*SUPPLIED RECORDS*.
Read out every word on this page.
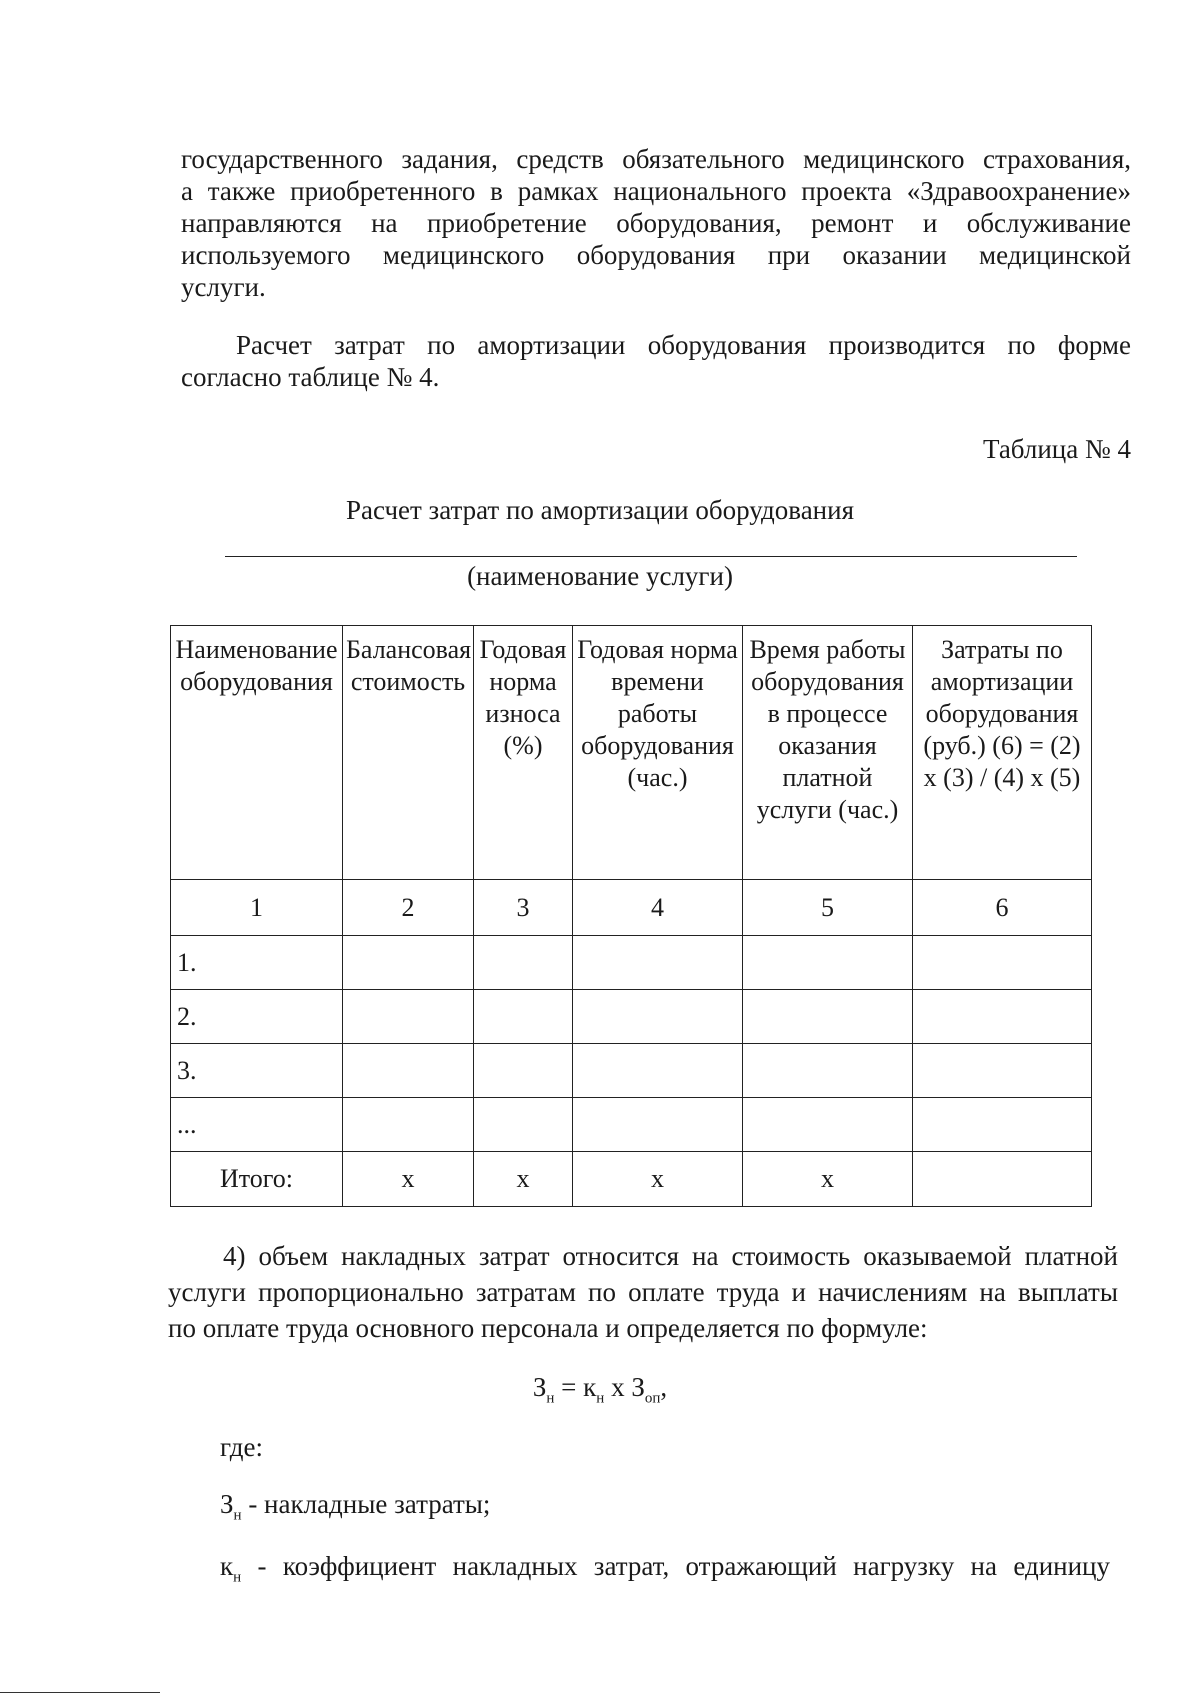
государственного задания, средств обязательного медицинского страхования,
а также приобретенного в рамках национального проекта «Здравоохранение»
направляются на приобретение оборудования, ремонт и обслуживание
используемого медицинского оборудования при оказании медицинской
услуги.
Расчет затрат по амортизации оборудования производится по форме
согласно таблице № 4.
Таблица № 4
Расчет затрат по амортизации оборудования
(наименование услуги)
Наименование оборудования	Балансовая стоимость	Годовая норма износа (%)	Годовая норма времени работы оборудования (час.)	Время работы оборудования в процессе оказания платной услуги (час.)	Затраты по амортизации оборудования (руб.) (6) = (2) х (3) / (4) х (5)
1	2	3	4	5	6
1.					
2.					
3.					
...					
Итого:	х	х	х	х	
4) объем накладных затрат относится на стоимость оказываемой платной
услуги пропорционально затратам по оплате труда и начислениям на выплаты
по оплате труда основного персонала и определяется по формуле:
$З_н = к_н$ х $З_{оп}$,
где:
$З_н$ - накладные затраты;
$к_н$ - коэффициент накладных затрат, отражающий нагрузку на единицу
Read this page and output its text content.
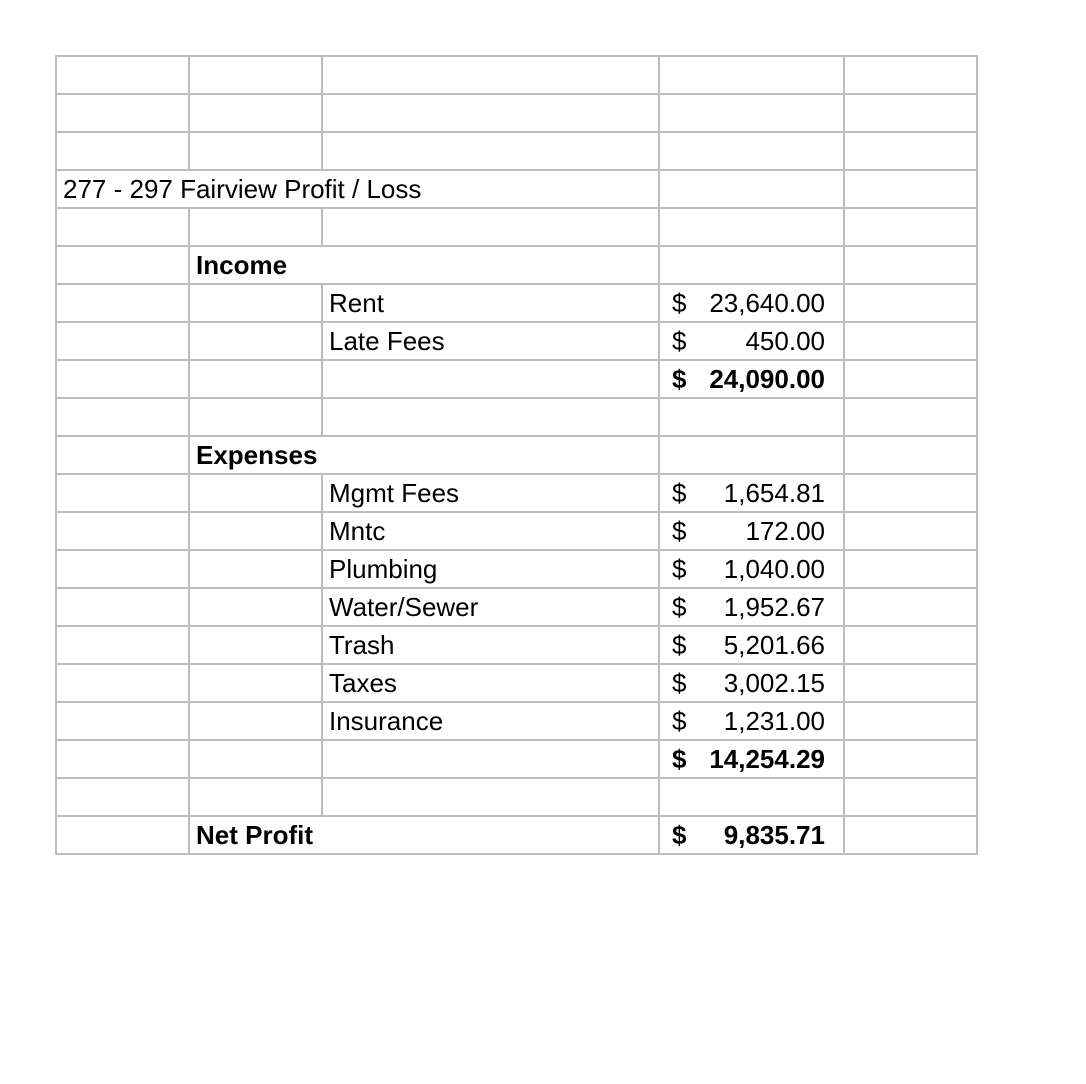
277 - 297 Fairview Profit / Loss				

	Income			
		Rent	$ 23,640.00	

		Late Fees	$ 450.00	

			$ 24,090.00	

	Expenses			
		Mgmt Fees	$ 1,654.81	

		Mntc	$ 172.00	

		Plumbing	$ 1,040.00	

		Water/Sewer	$ 1,952.67	

		Trash	$ 5,201.66	

		Taxes	$ 3,002.15	

		Insurance	$ 1,231.00	

			$ 14,254.29	

	Net Profit		$ 9,835.71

*WRITTEN EXERCISE*.
Please copy the lines above, starting at the one that holds "Read this page and output its text content." and stopping after the last line, exactly as they appear and minus the pictures.

*RESPONSE TO THIS TASK*.
Read this page and output its text content.
277 - 297 Fairview Profit / Loss				

	Income			
		Rent	$ 23,640.00	

		Late Fees	$ 450.00	

			$ 24,090.00	

	Expenses			
		Mgmt Fees	$ 1,654.81	

		Mntc	$ 172.00	

		Plumbing	$ 1,040.00	

		Water/Sewer	$ 1,952.67	

		Trash	$ 5,201.66	

		Taxes	$ 3,002.15	

		Insurance	$ 1,231.00	

			$ 14,254.29	

	Net Profit		$ 9,835.71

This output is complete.